>> start Exercise input

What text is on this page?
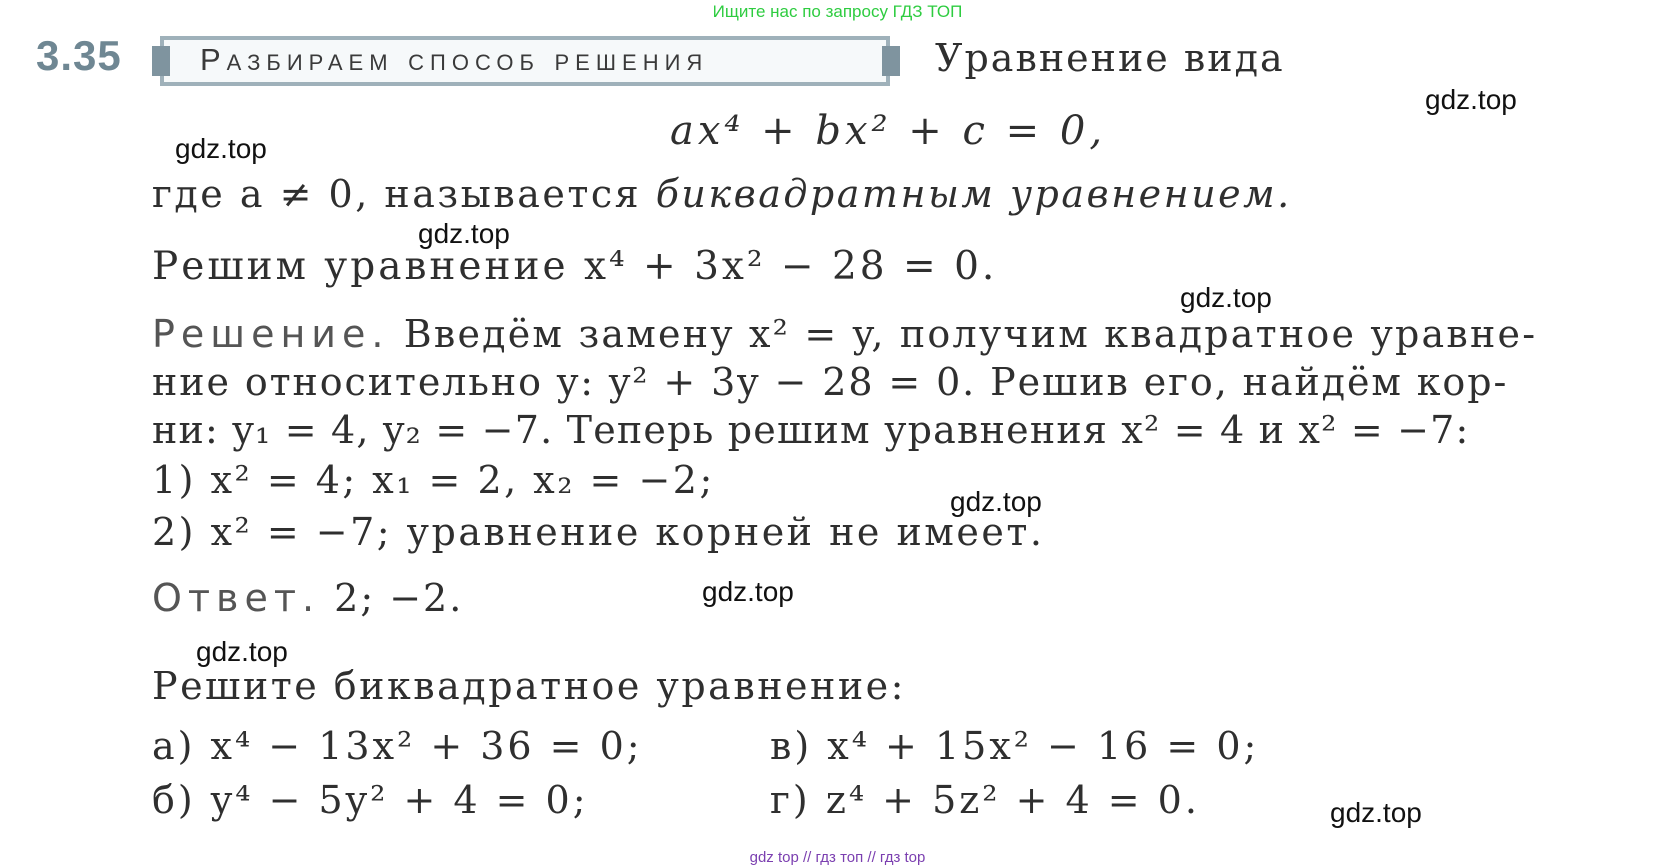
Ищите нас по запросу ГДЗ ТОП
3.35	Разбираем способ решения	Уравнение вида
ax⁴ + bx² + c = 0,
где a ≠ 0, называется биквадратным уравнением.
Решим уравнение x⁴ + 3x² − 28 = 0.
Решение. Введём замену x² = y, получим квадратное уравне-
ние относительно y: y² + 3y − 28 = 0. Решив его, найдём кор-
ни: y₁ = 4, y₂ = −7. Теперь решим уравнения x² = 4 и x² = −7:
1) x² = 4; x₁ = 2, x₂ = −2;
2) x² = −7; уравнение корней не имеет.
Ответ. 2; −2.
Решите биквадратное уравнение:
а) x⁴ − 13x² + 36 = 0;
б) y⁴ − 5y² + 4 = 0;
в) x⁴ + 15x² − 16 = 0;
г) z⁴ + 5z² + 4 = 0.
gdz.top
gdz.top
gdz.top
gdz.top
gdz.top
gdz.top
gdz.top
gdz.top
gdz top // гдз топ // гдз top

>> end Exercise input

=== Stated exercise ===
Restate the records word for word, omitting images.

=== Answer to this problem ===
What text is on this page?
Ищите нас по запросу ГДЗ ТОП
3.35	Разбираем способ решения	Уравнение вида
ax⁴ + bx² + c = 0,
где a ≠ 0, называется биквадратным уравнением.
Решим уравнение x⁴ + 3x² − 28 = 0.
Решение. Введём замену x² = y, получим квадратное уравне-
ние относительно y: y² + 3y − 28 = 0. Решив его, найдём кор-
ни: y₁ = 4, y₂ = −7. Теперь решим уравнения x² = 4 и x² = −7:
1) x² = 4; x₁ = 2, x₂ = −2;
2) x² = −7; уравнение корней не имеет.
Ответ. 2; −2.
Решите биквадратное уравнение:
а) x⁴ − 13x² + 36 = 0;
б) y⁴ − 5y² + 4 = 0;
в) x⁴ + 15x² − 16 = 0;
г) z⁴ + 5z² + 4 = 0.
gdz.top
gdz.top
gdz.top
gdz.top
gdz.top
gdz.top
gdz.top
gdz.top
gdz top // гдз топ // гдз top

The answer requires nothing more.